- _Given request_: Could every line of the data be printed exactly as it reads?

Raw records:

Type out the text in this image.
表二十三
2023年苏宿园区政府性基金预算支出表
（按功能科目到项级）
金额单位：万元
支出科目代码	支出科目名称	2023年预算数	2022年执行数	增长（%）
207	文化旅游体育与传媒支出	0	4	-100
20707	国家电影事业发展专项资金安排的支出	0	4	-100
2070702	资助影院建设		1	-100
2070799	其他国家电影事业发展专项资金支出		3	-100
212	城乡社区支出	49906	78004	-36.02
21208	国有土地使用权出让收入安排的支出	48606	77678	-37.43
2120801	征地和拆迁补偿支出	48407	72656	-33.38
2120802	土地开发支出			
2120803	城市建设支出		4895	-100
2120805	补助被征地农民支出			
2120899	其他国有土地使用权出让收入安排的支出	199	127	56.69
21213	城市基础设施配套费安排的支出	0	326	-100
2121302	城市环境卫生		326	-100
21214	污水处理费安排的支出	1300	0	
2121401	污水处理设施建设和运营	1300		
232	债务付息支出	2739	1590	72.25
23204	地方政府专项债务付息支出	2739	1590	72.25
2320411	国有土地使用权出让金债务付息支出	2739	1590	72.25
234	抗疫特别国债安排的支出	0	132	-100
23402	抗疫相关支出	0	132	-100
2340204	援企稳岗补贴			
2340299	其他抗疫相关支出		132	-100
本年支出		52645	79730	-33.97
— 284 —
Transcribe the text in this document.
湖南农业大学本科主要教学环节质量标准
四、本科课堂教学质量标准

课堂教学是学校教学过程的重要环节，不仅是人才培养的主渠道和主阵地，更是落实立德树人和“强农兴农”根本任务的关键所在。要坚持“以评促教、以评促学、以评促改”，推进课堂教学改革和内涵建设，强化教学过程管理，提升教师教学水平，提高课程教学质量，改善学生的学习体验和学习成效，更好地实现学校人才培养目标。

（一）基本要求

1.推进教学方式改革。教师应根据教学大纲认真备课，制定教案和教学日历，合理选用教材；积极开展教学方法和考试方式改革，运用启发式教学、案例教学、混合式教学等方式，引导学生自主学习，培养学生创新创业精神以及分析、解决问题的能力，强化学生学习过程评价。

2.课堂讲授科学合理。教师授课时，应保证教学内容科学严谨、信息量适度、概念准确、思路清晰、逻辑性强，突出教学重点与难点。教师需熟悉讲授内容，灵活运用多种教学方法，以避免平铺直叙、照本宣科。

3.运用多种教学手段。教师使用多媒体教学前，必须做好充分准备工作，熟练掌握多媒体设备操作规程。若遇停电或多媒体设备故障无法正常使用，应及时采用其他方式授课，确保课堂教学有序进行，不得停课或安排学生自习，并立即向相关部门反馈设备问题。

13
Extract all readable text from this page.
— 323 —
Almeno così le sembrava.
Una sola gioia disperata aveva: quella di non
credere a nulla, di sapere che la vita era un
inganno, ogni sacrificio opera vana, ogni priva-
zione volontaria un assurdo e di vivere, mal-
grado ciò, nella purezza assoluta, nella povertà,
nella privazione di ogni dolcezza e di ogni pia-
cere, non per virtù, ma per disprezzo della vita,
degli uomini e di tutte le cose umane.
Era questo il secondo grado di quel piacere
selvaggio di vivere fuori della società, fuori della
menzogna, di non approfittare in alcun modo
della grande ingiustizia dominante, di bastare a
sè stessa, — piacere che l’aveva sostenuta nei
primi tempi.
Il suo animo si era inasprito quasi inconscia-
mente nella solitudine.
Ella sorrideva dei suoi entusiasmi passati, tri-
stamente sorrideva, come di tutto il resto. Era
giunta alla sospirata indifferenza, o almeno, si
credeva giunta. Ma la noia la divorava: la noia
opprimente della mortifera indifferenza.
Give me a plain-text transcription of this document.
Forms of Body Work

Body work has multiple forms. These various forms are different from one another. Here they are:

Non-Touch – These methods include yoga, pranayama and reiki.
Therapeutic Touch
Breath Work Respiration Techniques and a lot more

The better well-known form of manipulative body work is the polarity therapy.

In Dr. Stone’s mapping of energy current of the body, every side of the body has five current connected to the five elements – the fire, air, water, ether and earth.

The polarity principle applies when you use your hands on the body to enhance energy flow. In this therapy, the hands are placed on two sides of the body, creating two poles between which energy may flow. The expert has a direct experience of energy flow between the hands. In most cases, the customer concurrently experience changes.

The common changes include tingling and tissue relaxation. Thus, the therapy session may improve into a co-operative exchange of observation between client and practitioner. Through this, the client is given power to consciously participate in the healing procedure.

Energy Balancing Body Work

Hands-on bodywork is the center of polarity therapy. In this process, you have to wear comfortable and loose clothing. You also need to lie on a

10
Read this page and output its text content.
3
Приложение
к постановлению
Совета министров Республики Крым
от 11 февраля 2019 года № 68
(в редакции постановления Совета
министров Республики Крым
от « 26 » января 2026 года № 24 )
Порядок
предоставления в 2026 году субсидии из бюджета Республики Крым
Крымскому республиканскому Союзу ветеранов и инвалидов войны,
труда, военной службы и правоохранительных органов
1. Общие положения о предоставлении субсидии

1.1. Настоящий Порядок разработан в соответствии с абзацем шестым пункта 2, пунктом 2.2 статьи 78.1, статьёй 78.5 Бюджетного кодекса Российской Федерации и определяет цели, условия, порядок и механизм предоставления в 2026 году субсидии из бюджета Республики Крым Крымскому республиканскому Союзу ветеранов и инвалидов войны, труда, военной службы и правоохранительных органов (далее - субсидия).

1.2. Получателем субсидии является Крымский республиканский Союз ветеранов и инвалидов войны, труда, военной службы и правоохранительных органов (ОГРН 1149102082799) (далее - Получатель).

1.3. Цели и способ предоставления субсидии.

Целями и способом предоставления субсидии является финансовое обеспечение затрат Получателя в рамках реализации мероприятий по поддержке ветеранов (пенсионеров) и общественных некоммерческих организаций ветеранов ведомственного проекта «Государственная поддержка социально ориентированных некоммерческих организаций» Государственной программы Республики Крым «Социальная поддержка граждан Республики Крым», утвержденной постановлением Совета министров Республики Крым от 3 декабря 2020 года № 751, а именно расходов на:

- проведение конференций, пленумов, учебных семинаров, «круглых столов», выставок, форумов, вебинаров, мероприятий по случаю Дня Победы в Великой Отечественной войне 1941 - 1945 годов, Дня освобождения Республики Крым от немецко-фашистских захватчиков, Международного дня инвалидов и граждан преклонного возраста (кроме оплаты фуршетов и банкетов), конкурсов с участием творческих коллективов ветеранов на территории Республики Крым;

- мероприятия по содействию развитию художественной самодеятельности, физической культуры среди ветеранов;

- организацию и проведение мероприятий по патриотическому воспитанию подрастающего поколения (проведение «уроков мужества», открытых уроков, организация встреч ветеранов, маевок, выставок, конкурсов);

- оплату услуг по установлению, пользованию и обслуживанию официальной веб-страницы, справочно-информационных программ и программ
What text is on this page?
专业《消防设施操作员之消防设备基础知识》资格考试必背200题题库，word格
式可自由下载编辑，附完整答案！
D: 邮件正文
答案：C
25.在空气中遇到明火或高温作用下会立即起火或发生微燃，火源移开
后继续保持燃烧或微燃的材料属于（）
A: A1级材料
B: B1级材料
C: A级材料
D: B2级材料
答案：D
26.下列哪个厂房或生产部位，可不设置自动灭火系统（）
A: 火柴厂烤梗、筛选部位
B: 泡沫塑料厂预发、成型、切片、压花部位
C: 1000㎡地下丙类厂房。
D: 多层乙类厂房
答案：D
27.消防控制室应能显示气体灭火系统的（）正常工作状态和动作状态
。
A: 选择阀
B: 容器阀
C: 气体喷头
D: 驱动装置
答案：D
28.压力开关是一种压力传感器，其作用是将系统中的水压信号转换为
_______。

- _Task output_:
Type out the text in this image.
表二十三
2023年苏宿园区政府性基金预算支出表
（按功能科目到项级）
金额单位：万元
支出科目代码	支出科目名称	2023年预算数	2022年执行数	增长（%）
207	文化旅游体育与传媒支出	0	4	-100
20707	国家电影事业发展专项资金安排的支出	0	4	-100
2070702	资助影院建设		1	-100
2070799	其他国家电影事业发展专项资金支出		3	-100
212	城乡社区支出	49906	78004	-36.02
21208	国有土地使用权出让收入安排的支出	48606	77678	-37.43
2120801	征地和拆迁补偿支出	48407	72656	-33.38
2120802	土地开发支出			
2120803	城市建设支出		4895	-100
2120805	补助被征地农民支出			
2120899	其他国有土地使用权出让收入安排的支出	199	127	56.69
21213	城市基础设施配套费安排的支出	0	326	-100
2121302	城市环境卫生		326	-100
21214	污水处理费安排的支出	1300	0	
2121401	污水处理设施建设和运营	1300		
232	债务付息支出	2739	1590	72.25
23204	地方政府专项债务付息支出	2739	1590	72.25
2320411	国有土地使用权出让金债务付息支出	2739	1590	72.25
234	抗疫特别国债安排的支出	0	132	-100
23402	抗疫相关支出	0	132	-100
2340204	援企稳岗补贴			
2340299	其他抗疫相关支出		132	-100
本年支出		52645	79730	-33.97
— 284 —
Transcribe the text in this document.
湖南农业大学本科主要教学环节质量标准
四、本科课堂教学质量标准

课堂教学是学校教学过程的重要环节，不仅是人才培养的主渠道和主阵地，更是落实立德树人和“强农兴农”根本任务的关键所在。要坚持“以评促教、以评促学、以评促改”，推进课堂教学改革和内涵建设，强化教学过程管理，提升教师教学水平，提高课程教学质量，改善学生的学习体验和学习成效，更好地实现学校人才培养目标。

（一）基本要求

1.推进教学方式改革。教师应根据教学大纲认真备课，制定教案和教学日历，合理选用教材；积极开展教学方法和考试方式改革，运用启发式教学、案例教学、混合式教学等方式，引导学生自主学习，培养学生创新创业精神以及分析、解决问题的能力，强化学生学习过程评价。

2.课堂讲授科学合理。教师授课时，应保证教学内容科学严谨、信息量适度、概念准确、思路清晰、逻辑性强，突出教学重点与难点。教师需熟悉讲授内容，灵活运用多种教学方法，以避免平铺直叙、照本宣科。

3.运用多种教学手段。教师使用多媒体教学前，必须做好充分准备工作，熟练掌握多媒体设备操作规程。若遇停电或多媒体设备故障无法正常使用，应及时采用其他方式授课，确保课堂教学有序进行，不得停课或安排学生自习，并立即向相关部门反馈设备问题。

13
Extract all readable text from this page.
— 323 —
Almeno così le sembrava.
Una sola gioia disperata aveva: quella di non
credere a nulla, di sapere che la vita era un
inganno, ogni sacrificio opera vana, ogni priva-
zione volontaria un assurdo e di vivere, mal-
grado ciò, nella purezza assoluta, nella povertà,
nella privazione di ogni dolcezza e di ogni pia-
cere, non per virtù, ma per disprezzo della vita,
degli uomini e di tutte le cose umane.
Era questo il secondo grado di quel piacere
selvaggio di vivere fuori della società, fuori della
menzogna, di non approfittare in alcun modo
della grande ingiustizia dominante, di bastare a
sè stessa, — piacere che l’aveva sostenuta nei
primi tempi.
Il suo animo si era inasprito quasi inconscia-
mente nella solitudine.
Ella sorrideva dei suoi entusiasmi passati, tri-
stamente sorrideva, come di tutto il resto. Era
giunta alla sospirata indifferenza, o almeno, si
credeva giunta. Ma la noia la divorava: la noia
opprimente della mortifera indifferenza.
Give me a plain-text transcription of this document.
Forms of Body Work

Body work has multiple forms. These various forms are different from one another. Here they are:

Non-Touch – These methods include yoga, pranayama and reiki.
Therapeutic Touch
Breath Work Respiration Techniques and a lot more

The better well-known form of manipulative body work is the polarity therapy.

In Dr. Stone’s mapping of energy current of the body, every side of the body has five current connected to the five elements – the fire, air, water, ether and earth.

The polarity principle applies when you use your hands on the body to enhance energy flow. In this therapy, the hands are placed on two sides of the body, creating two poles between which energy may flow. The expert has a direct experience of energy flow between the hands. In most cases, the customer concurrently experience changes.

The common changes include tingling and tissue relaxation. Thus, the therapy session may improve into a co-operative exchange of observation between client and practitioner. Through this, the client is given power to consciously participate in the healing procedure.

Energy Balancing Body Work

Hands-on bodywork is the center of polarity therapy. In this process, you have to wear comfortable and loose clothing. You also need to lie on a

10
Read this page and output its text content.
3
Приложение
к постановлению
Совета министров Республики Крым
от 11 февраля 2019 года № 68
(в редакции постановления Совета
министров Республики Крым
от « 26 » января 2026 года № 24 )
Порядок
предоставления в 2026 году субсидии из бюджета Республики Крым
Крымскому республиканскому Союзу ветеранов и инвалидов войны,
труда, военной службы и правоохранительных органов
1. Общие положения о предоставлении субсидии

1.1. Настоящий Порядок разработан в соответствии с абзацем шестым пункта 2, пунктом 2.2 статьи 78.1, статьёй 78.5 Бюджетного кодекса Российской Федерации и определяет цели, условия, порядок и механизм предоставления в 2026 году субсидии из бюджета Республики Крым Крымскому республиканскому Союзу ветеранов и инвалидов войны, труда, военной службы и правоохранительных органов (далее - субсидия).

1.2. Получателем субсидии является Крымский республиканский Союз ветеранов и инвалидов войны, труда, военной службы и правоохранительных органов (ОГРН 1149102082799) (далее - Получатель).

1.3. Цели и способ предоставления субсидии.

Целями и способом предоставления субсидии является финансовое обеспечение затрат Получателя в рамках реализации мероприятий по поддержке ветеранов (пенсионеров) и общественных некоммерческих организаций ветеранов ведомственного проекта «Государственная поддержка социально ориентированных некоммерческих организаций» Государственной программы Республики Крым «Социальная поддержка граждан Республики Крым», утвержденной постановлением Совета министров Республики Крым от 3 декабря 2020 года № 751, а именно расходов на:

- проведение конференций, пленумов, учебных семинаров, «круглых столов», выставок, форумов, вебинаров, мероприятий по случаю Дня Победы в Великой Отечественной войне 1941 - 1945 годов, Дня освобождения Республики Крым от немецко-фашистских захватчиков, Международного дня инвалидов и граждан преклонного возраста (кроме оплаты фуршетов и банкетов), конкурсов с участием творческих коллективов ветеранов на территории Республики Крым;

- мероприятия по содействию развитию художественной самодеятельности, физической культуры среди ветеранов;

- организацию и проведение мероприятий по патриотическому воспитанию подрастающего поколения (проведение «уроков мужества», открытых уроков, организация встреч ветеранов, маевок, выставок, конкурсов);

- оплату услуг по установлению, пользованию и обслуживанию официальной веб-страницы, справочно-информационных программ и программ
What text is on this page?
专业《消防设施操作员之消防设备基础知识》资格考试必背200题题库，word格
式可自由下载编辑，附完整答案！
D: 邮件正文
答案：C
25.在空气中遇到明火或高温作用下会立即起火或发生微燃，火源移开
后继续保持燃烧或微燃的材料属于（）
A: A1级材料
B: B1级材料
C: A级材料
D: B2级材料
答案：D
26.下列哪个厂房或生产部位，可不设置自动灭火系统（）
A: 火柴厂烤梗、筛选部位
B: 泡沫塑料厂预发、成型、切片、压花部位
C: 1000㎡地下丙类厂房。
D: 多层乙类厂房
答案：D
27.消防控制室应能显示气体灭火系统的（）正常工作状态和动作状态
。
A: 选择阀
B: 容器阀
C: 气体喷头
D: 驱动装置
答案：D
28.压力开关是一种压力传感器，其作用是将系统中的水压信号转换为
_______。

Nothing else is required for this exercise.